■ **RECORDS**:
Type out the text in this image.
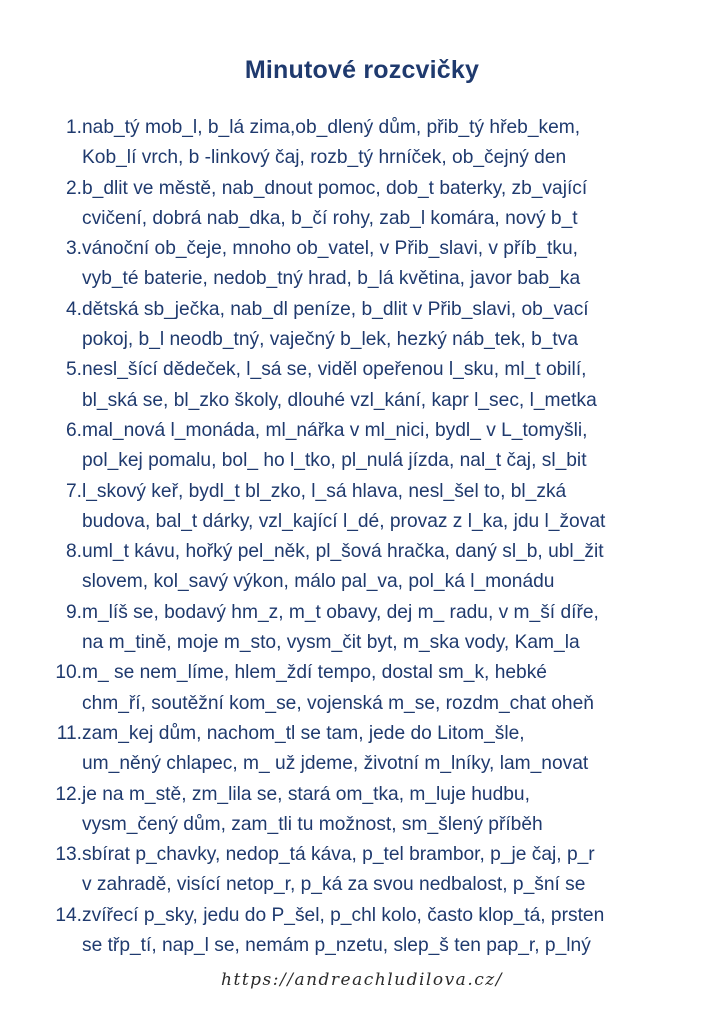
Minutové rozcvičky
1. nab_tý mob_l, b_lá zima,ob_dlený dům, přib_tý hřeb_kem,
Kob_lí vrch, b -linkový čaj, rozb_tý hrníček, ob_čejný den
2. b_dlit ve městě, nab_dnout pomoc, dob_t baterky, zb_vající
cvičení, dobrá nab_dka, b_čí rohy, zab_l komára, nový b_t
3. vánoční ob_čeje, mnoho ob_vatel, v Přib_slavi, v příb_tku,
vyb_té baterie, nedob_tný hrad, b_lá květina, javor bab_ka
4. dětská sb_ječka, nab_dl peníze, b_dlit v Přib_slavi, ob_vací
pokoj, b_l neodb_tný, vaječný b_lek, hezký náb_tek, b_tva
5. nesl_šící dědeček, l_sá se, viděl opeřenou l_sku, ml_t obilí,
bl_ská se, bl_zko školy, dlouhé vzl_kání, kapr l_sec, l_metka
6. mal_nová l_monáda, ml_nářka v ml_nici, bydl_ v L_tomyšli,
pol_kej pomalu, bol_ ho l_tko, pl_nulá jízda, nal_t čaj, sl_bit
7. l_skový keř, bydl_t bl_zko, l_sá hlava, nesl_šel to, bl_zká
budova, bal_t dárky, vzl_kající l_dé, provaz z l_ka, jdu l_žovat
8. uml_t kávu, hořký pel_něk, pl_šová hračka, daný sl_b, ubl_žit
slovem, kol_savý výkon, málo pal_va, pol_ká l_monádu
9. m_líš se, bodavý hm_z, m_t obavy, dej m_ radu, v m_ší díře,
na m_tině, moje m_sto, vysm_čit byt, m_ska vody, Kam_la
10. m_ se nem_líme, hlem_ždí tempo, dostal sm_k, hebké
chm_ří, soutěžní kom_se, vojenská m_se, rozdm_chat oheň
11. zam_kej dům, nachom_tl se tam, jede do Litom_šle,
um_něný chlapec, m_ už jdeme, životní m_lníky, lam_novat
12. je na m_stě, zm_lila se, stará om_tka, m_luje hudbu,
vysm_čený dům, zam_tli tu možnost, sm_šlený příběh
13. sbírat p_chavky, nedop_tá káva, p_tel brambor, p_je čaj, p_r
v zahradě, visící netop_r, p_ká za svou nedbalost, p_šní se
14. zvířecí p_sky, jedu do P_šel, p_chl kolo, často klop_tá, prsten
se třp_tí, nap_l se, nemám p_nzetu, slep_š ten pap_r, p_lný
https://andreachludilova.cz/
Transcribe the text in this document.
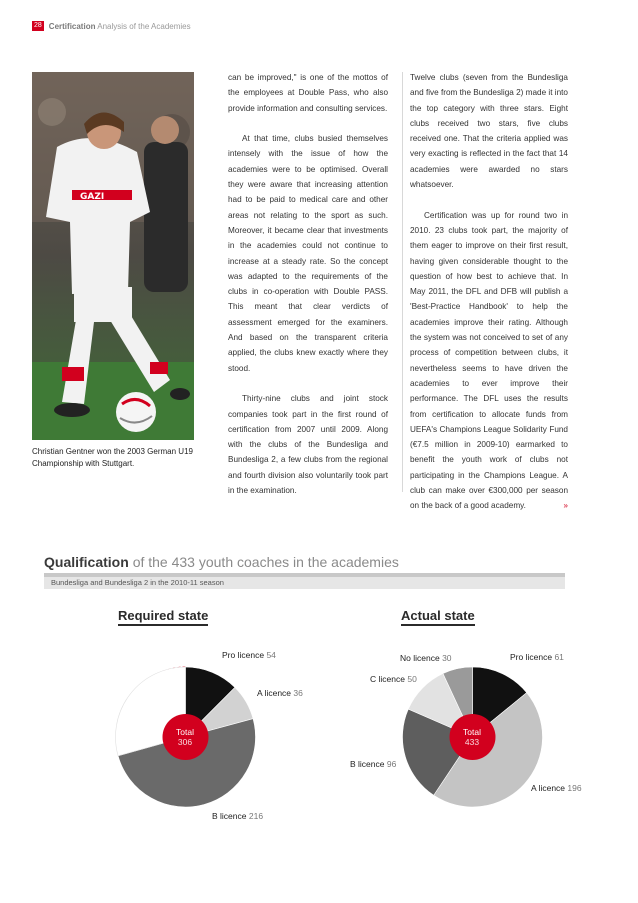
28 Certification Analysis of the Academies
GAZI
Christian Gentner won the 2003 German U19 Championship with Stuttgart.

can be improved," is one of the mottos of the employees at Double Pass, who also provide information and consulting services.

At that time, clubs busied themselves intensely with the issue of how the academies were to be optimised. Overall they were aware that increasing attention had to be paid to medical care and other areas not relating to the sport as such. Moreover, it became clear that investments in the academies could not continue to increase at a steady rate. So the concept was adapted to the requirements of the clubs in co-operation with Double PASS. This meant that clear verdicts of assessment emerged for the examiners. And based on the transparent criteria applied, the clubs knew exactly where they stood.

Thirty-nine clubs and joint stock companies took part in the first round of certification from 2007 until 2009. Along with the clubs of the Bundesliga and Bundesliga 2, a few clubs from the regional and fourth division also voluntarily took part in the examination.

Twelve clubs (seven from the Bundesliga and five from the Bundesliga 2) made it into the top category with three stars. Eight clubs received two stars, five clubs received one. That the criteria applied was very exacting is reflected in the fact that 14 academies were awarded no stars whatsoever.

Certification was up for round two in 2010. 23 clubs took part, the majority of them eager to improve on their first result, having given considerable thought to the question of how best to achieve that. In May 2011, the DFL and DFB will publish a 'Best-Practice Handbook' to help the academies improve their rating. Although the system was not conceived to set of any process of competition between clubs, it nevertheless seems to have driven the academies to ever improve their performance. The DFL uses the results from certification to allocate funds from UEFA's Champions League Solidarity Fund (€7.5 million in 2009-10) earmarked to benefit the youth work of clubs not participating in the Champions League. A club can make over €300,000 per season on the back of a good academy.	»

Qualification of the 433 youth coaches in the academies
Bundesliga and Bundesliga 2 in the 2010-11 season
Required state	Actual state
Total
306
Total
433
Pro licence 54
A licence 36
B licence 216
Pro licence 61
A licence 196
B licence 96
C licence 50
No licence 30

■ **TASK DIRECTIONS**: Show every line where the string "also" appears.

■ **EXPECTED OUTPUT**:
can be improved," is one of the mottos of the employees at Double Pass, who also provide information and consulting services.
Thirty-nine clubs and joint stock companies took part in the first round of certification from 2007 until 2009. Along with the clubs of the Bundesliga and Bundesliga 2, a few clubs from the regional and fourth division also voluntarily took part in the examination.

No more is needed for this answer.